» **Record set**:
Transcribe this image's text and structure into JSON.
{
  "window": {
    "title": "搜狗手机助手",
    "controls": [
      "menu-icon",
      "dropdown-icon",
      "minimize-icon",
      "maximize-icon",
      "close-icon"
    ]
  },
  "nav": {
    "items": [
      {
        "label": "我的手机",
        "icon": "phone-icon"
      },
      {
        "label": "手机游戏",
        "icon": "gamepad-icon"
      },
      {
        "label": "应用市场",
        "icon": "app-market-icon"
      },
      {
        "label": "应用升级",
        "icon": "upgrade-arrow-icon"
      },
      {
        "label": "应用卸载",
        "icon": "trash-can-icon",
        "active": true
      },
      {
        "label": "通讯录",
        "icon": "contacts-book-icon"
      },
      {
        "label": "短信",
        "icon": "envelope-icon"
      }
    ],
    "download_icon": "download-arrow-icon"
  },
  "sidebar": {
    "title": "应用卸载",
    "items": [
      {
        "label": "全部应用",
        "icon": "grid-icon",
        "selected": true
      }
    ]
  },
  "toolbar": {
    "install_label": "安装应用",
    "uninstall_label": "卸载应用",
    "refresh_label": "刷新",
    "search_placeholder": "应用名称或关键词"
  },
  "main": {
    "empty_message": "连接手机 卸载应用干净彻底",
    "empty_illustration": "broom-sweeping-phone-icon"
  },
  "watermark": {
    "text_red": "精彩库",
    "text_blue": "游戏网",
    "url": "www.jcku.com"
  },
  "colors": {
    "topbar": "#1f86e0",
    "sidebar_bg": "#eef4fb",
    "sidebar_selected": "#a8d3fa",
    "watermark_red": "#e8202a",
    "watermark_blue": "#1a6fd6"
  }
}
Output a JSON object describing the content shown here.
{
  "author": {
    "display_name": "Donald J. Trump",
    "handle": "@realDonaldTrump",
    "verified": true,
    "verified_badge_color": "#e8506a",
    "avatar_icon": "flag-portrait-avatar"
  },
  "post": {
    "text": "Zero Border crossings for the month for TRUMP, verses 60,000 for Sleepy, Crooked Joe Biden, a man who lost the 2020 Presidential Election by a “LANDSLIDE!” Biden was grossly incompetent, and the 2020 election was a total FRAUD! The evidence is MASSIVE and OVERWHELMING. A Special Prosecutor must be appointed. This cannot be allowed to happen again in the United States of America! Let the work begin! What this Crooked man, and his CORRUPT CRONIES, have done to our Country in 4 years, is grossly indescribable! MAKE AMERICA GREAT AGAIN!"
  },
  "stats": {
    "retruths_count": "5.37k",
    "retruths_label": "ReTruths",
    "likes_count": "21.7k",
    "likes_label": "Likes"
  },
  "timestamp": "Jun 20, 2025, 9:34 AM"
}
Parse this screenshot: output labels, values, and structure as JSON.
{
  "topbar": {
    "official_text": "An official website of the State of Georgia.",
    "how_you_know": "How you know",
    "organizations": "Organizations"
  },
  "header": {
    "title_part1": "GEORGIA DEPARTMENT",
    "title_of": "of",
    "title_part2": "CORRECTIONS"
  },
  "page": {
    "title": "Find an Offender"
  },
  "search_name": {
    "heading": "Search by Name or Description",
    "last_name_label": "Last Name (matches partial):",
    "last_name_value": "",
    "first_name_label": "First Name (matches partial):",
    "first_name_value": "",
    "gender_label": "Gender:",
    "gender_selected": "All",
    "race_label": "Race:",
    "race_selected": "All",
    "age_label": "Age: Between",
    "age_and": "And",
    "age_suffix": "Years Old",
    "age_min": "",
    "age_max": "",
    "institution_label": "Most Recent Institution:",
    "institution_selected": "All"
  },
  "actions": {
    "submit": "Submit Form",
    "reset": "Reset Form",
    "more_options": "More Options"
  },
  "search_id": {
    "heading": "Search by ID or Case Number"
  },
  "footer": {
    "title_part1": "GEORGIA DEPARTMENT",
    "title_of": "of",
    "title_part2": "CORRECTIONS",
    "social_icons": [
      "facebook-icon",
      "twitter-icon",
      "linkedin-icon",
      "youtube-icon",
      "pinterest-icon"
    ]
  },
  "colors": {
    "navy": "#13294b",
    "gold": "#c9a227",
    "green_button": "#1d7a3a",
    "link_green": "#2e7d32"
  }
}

» **What the exercise asks**: Scan the records above for the string "matches", then report every line that contains it.

» **Solution to the problem**:
    "last_name_label": "Last Name (matches partial):",
    "first_name_label": "First Name (matches partial):",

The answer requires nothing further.